▸ **What you need to do**:
Type out every line below exactly as it reads.

▸ **Material provided**:
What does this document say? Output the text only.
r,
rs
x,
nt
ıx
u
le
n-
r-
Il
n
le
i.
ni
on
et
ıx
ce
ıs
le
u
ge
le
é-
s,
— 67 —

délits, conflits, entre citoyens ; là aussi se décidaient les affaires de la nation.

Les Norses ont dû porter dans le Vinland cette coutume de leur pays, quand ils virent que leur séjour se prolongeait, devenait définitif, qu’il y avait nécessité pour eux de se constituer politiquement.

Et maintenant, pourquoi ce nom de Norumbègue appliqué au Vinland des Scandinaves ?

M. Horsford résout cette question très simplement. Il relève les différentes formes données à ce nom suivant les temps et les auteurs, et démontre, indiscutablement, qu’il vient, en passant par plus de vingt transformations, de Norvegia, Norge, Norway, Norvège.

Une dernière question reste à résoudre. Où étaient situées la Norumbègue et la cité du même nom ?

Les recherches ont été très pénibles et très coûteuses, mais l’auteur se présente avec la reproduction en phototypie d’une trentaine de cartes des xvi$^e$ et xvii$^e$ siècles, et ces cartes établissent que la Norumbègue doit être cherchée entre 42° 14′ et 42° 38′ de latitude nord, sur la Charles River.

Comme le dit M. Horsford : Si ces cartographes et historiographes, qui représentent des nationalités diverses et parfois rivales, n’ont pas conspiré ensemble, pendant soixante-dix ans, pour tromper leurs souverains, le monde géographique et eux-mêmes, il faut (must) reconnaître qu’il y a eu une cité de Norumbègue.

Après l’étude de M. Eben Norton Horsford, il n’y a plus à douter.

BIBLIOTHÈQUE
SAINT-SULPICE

▸ **Solution to the exercise**:
What does this document say? Output the text only.
r,
rs
x,
nt
ıx
u
le
n-
r-
Il
n
le
i.
ni
on
et
ıx
ce
ıs
le
u
ge
le
é-
s,
— 67 —

délits, conflits, entre citoyens ; là aussi se décidaient les affaires de la nation.

Les Norses ont dû porter dans le Vinland cette coutume de leur pays, quand ils virent que leur séjour se prolongeait, devenait définitif, qu’il y avait nécessité pour eux de se constituer politiquement.

Et maintenant, pourquoi ce nom de Norumbègue appliqué au Vinland des Scandinaves ?

M. Horsford résout cette question très simplement. Il relève les différentes formes données à ce nom suivant les temps et les auteurs, et démontre, indiscutablement, qu’il vient, en passant par plus de vingt transformations, de Norvegia, Norge, Norway, Norvège.

Une dernière question reste à résoudre. Où étaient situées la Norumbègue et la cité du même nom ?

Les recherches ont été très pénibles et très coûteuses, mais l’auteur se présente avec la reproduction en phototypie d’une trentaine de cartes des xvi$^e$ et xvii$^e$ siècles, et ces cartes établissent que la Norumbègue doit être cherchée entre 42° 14′ et 42° 38′ de latitude nord, sur la Charles River.

Comme le dit M. Horsford : Si ces cartographes et historiographes, qui représentent des nationalités diverses et parfois rivales, n’ont pas conspiré ensemble, pendant soixante-dix ans, pour tromper leurs souverains, le monde géographique et eux-mêmes, il faut (must) reconnaître qu’il y a eu une cité de Norumbègue.

Après l’étude de M. Eben Norton Horsford, il n’y a plus à douter.

BIBLIOTHÈQUE
SAINT-SULPICE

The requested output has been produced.